STATED PROBLEM: Will you write out all the entries below exactly?

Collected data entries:
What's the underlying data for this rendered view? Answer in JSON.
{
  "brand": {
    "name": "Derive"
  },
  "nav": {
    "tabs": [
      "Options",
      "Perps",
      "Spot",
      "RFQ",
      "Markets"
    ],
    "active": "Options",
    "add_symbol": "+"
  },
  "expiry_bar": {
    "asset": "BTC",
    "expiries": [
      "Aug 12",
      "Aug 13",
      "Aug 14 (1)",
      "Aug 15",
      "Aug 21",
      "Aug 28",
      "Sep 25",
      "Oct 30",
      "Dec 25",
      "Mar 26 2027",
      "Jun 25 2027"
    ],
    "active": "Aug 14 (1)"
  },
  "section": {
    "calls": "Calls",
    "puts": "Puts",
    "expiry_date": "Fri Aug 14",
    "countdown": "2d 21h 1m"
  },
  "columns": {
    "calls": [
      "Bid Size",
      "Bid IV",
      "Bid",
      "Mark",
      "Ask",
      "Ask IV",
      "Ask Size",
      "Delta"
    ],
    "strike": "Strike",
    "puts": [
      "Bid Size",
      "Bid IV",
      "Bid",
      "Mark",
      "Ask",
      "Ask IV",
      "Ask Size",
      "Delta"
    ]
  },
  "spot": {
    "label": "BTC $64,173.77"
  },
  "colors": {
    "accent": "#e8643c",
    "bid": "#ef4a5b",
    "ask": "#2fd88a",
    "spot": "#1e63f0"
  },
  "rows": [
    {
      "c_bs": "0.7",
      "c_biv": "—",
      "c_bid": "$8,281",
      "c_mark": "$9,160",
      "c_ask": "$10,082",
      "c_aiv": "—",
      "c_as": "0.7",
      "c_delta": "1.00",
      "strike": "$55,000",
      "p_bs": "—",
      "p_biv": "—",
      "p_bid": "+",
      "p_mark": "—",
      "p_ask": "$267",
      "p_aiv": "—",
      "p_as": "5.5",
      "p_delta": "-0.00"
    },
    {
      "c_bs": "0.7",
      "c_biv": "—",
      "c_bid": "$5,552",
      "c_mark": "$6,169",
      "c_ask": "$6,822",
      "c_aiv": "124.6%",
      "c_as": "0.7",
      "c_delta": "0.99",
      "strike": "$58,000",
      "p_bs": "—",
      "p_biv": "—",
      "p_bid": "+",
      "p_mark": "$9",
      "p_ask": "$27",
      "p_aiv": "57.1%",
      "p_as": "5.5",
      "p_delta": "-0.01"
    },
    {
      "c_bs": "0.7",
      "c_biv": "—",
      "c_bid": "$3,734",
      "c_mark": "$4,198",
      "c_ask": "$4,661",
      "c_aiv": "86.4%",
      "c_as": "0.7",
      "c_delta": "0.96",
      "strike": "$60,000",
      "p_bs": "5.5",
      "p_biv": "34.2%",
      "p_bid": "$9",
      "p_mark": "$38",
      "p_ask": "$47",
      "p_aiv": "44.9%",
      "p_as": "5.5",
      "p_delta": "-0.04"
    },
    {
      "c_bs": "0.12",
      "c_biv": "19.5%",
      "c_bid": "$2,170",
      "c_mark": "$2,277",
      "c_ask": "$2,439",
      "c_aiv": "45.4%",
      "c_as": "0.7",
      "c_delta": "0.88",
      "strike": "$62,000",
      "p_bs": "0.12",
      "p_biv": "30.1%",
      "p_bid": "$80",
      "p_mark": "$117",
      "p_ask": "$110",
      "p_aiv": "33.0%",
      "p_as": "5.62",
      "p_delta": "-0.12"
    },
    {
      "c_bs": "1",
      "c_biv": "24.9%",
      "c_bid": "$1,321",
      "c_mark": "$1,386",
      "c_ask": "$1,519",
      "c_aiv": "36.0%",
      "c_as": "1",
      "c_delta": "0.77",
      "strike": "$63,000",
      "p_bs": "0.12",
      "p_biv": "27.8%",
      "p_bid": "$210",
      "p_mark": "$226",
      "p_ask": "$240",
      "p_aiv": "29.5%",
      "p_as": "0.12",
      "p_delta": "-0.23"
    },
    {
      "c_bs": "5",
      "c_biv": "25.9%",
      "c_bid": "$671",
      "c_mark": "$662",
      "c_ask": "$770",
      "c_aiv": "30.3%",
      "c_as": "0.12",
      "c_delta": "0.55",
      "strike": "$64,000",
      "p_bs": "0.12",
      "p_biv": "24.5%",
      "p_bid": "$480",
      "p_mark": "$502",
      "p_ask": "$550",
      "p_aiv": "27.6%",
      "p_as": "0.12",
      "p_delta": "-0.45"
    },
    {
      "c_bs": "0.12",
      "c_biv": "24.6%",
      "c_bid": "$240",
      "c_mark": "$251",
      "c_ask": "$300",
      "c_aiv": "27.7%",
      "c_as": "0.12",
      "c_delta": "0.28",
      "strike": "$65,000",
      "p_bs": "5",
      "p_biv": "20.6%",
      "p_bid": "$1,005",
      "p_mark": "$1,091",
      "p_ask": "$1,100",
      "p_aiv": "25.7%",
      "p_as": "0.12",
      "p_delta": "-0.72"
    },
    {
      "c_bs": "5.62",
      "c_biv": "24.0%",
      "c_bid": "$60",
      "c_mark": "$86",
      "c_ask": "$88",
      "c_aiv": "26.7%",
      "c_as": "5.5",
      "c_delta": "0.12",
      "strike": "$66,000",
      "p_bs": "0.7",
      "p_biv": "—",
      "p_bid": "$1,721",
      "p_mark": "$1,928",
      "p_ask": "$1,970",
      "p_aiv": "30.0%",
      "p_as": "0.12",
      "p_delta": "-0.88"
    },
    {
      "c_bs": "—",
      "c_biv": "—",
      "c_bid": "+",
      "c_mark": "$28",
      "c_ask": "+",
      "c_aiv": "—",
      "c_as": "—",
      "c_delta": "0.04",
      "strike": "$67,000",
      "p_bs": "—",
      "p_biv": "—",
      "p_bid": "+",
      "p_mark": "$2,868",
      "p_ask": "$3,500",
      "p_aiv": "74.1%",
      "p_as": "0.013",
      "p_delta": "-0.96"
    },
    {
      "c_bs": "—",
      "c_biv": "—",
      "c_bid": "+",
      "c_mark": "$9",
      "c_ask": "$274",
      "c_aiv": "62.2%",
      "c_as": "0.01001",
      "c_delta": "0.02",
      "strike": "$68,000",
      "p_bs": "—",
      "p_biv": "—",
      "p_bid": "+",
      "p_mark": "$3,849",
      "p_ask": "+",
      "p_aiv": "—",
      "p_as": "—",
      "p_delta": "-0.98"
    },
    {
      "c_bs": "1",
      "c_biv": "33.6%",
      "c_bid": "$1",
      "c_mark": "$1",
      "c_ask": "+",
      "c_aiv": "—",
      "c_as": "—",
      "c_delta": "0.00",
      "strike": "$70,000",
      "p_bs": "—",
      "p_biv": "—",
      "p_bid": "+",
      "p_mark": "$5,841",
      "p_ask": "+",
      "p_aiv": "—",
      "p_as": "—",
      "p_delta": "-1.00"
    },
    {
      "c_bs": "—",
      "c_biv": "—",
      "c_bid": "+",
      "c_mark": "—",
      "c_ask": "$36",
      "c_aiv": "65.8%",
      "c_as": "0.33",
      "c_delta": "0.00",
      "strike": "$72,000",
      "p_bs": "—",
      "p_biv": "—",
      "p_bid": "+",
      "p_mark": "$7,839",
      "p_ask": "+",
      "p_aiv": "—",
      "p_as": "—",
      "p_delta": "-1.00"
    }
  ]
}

RESULT OF THE EXERCISE:
What's the underlying data for this rendered view? Answer in JSON.
{
  "brand": {
    "name": "Derive"
  },
  "nav": {
    "tabs": [
      "Options",
      "Perps",
      "Spot",
      "RFQ",
      "Markets"
    ],
    "active": "Options",
    "add_symbol": "+"
  },
  "expiry_bar": {
    "asset": "BTC",
    "expiries": [
      "Aug 12",
      "Aug 13",
      "Aug 14 (1)",
      "Aug 15",
      "Aug 21",
      "Aug 28",
      "Sep 25",
      "Oct 30",
      "Dec 25",
      "Mar 26 2027",
      "Jun 25 2027"
    ],
    "active": "Aug 14 (1)"
  },
  "section": {
    "calls": "Calls",
    "puts": "Puts",
    "expiry_date": "Fri Aug 14",
    "countdown": "2d 21h 1m"
  },
  "columns": {
    "calls": [
      "Bid Size",
      "Bid IV",
      "Bid",
      "Mark",
      "Ask",
      "Ask IV",
      "Ask Size",
      "Delta"
    ],
    "strike": "Strike",
    "puts": [
      "Bid Size",
      "Bid IV",
      "Bid",
      "Mark",
      "Ask",
      "Ask IV",
      "Ask Size",
      "Delta"
    ]
  },
  "spot": {
    "label": "BTC $64,173.77"
  },
  "colors": {
    "accent": "#e8643c",
    "bid": "#ef4a5b",
    "ask": "#2fd88a",
    "spot": "#1e63f0"
  },
  "rows": [
    {
      "c_bs": "0.7",
      "c_biv": "—",
      "c_bid": "$8,281",
      "c_mark": "$9,160",
      "c_ask": "$10,082",
      "c_aiv": "—",
      "c_as": "0.7",
      "c_delta": "1.00",
      "strike": "$55,000",
      "p_bs": "—",
      "p_biv": "—",
      "p_bid": "+",
      "p_mark": "—",
      "p_ask": "$267",
      "p_aiv": "—",
      "p_as": "5.5",
      "p_delta": "-0.00"
    },
    {
      "c_bs": "0.7",
      "c_biv": "—",
      "c_bid": "$5,552",
      "c_mark": "$6,169",
      "c_ask": "$6,822",
      "c_aiv": "124.6%",
      "c_as": "0.7",
      "c_delta": "0.99",
      "strike": "$58,000",
      "p_bs": "—",
      "p_biv": "—",
      "p_bid": "+",
      "p_mark": "$9",
      "p_ask": "$27",
      "p_aiv": "57.1%",
      "p_as": "5.5",
      "p_delta": "-0.01"
    },
    {
      "c_bs": "0.7",
      "c_biv": "—",
      "c_bid": "$3,734",
      "c_mark": "$4,198",
      "c_ask": "$4,661",
      "c_aiv": "86.4%",
      "c_as": "0.7",
      "c_delta": "0.96",
      "strike": "$60,000",
      "p_bs": "5.5",
      "p_biv": "34.2%",
      "p_bid": "$9",
      "p_mark": "$38",
      "p_ask": "$47",
      "p_aiv": "44.9%",
      "p_as": "5.5",
      "p_delta": "-0.04"
    },
    {
      "c_bs": "0.12",
      "c_biv": "19.5%",
      "c_bid": "$2,170",
      "c_mark": "$2,277",
      "c_ask": "$2,439",
      "c_aiv": "45.4%",
      "c_as": "0.7",
      "c_delta": "0.88",
      "strike": "$62,000",
      "p_bs": "0.12",
      "p_biv": "30.1%",
      "p_bid": "$80",
      "p_mark": "$117",
      "p_ask": "$110",
      "p_aiv": "33.0%",
      "p_as": "5.62",
      "p_delta": "-0.12"
    },
    {
      "c_bs": "1",
      "c_biv": "24.9%",
      "c_bid": "$1,321",
      "c_mark": "$1,386",
      "c_ask": "$1,519",
      "c_aiv": "36.0%",
      "c_as": "1",
      "c_delta": "0.77",
      "strike": "$63,000",
      "p_bs": "0.12",
      "p_biv": "27.8%",
      "p_bid": "$210",
      "p_mark": "$226",
      "p_ask": "$240",
      "p_aiv": "29.5%",
      "p_as": "0.12",
      "p_delta": "-0.23"
    },
    {
      "c_bs": "5",
      "c_biv": "25.9%",
      "c_bid": "$671",
      "c_mark": "$662",
      "c_ask": "$770",
      "c_aiv": "30.3%",
      "c_as": "0.12",
      "c_delta": "0.55",
      "strike": "$64,000",
      "p_bs": "0.12",
      "p_biv": "24.5%",
      "p_bid": "$480",
      "p_mark": "$502",
      "p_ask": "$550",
      "p_aiv": "27.6%",
      "p_as": "0.12",
      "p_delta": "-0.45"
    },
    {
      "c_bs": "0.12",
      "c_biv": "24.6%",
      "c_bid": "$240",
      "c_mark": "$251",
      "c_ask": "$300",
      "c_aiv": "27.7%",
      "c_as": "0.12",
      "c_delta": "0.28",
      "strike": "$65,000",
      "p_bs": "5",
      "p_biv": "20.6%",
      "p_bid": "$1,005",
      "p_mark": "$1,091",
      "p_ask": "$1,100",
      "p_aiv": "25.7%",
      "p_as": "0.12",
      "p_delta": "-0.72"
    },
    {
      "c_bs": "5.62",
      "c_biv": "24.0%",
      "c_bid": "$60",
      "c_mark": "$86",
      "c_ask": "$88",
      "c_aiv": "26.7%",
      "c_as": "5.5",
      "c_delta": "0.12",
      "strike": "$66,000",
      "p_bs": "0.7",
      "p_biv": "—",
      "p_bid": "$1,721",
      "p_mark": "$1,928",
      "p_ask": "$1,970",
      "p_aiv": "30.0%",
      "p_as": "0.12",
      "p_delta": "-0.88"
    },
    {
      "c_bs": "—",
      "c_biv": "—",
      "c_bid": "+",
      "c_mark": "$28",
      "c_ask": "+",
      "c_aiv": "—",
      "c_as": "—",
      "c_delta": "0.04",
      "strike": "$67,000",
      "p_bs": "—",
      "p_biv": "—",
      "p_bid": "+",
      "p_mark": "$2,868",
      "p_ask": "$3,500",
      "p_aiv": "74.1%",
      "p_as": "0.013",
      "p_delta": "-0.96"
    },
    {
      "c_bs": "—",
      "c_biv": "—",
      "c_bid": "+",
      "c_mark": "$9",
      "c_ask": "$274",
      "c_aiv": "62.2%",
      "c_as": "0.01001",
      "c_delta": "0.02",
      "strike": "$68,000",
      "p_bs": "—",
      "p_biv": "—",
      "p_bid": "+",
      "p_mark": "$3,849",
      "p_ask": "+",
      "p_aiv": "—",
      "p_as": "—",
      "p_delta": "-0.98"
    },
    {
      "c_bs": "1",
      "c_biv": "33.6%",
      "c_bid": "$1",
      "c_mark": "$1",
      "c_ask": "+",
      "c_aiv": "—",
      "c_as": "—",
      "c_delta": "0.00",
      "strike": "$70,000",
      "p_bs": "—",
      "p_biv": "—",
      "p_bid": "+",
      "p_mark": "$5,841",
      "p_ask": "+",
      "p_aiv": "—",
      "p_as": "—",
      "p_delta": "-1.00"
    },
    {
      "c_bs": "—",
      "c_biv": "—",
      "c_bid": "+",
      "c_mark": "—",
      "c_ask": "$36",
      "c_aiv": "65.8%",
      "c_as": "0.33",
      "c_delta": "0.00",
      "strike": "$72,000",
      "p_bs": "—",
      "p_biv": "—",
      "p_bid": "+",
      "p_mark": "$7,839",
      "p_ask": "+",
      "p_aiv": "—",
      "p_as": "—",
      "p_delta": "-1.00"
    }
  ]
}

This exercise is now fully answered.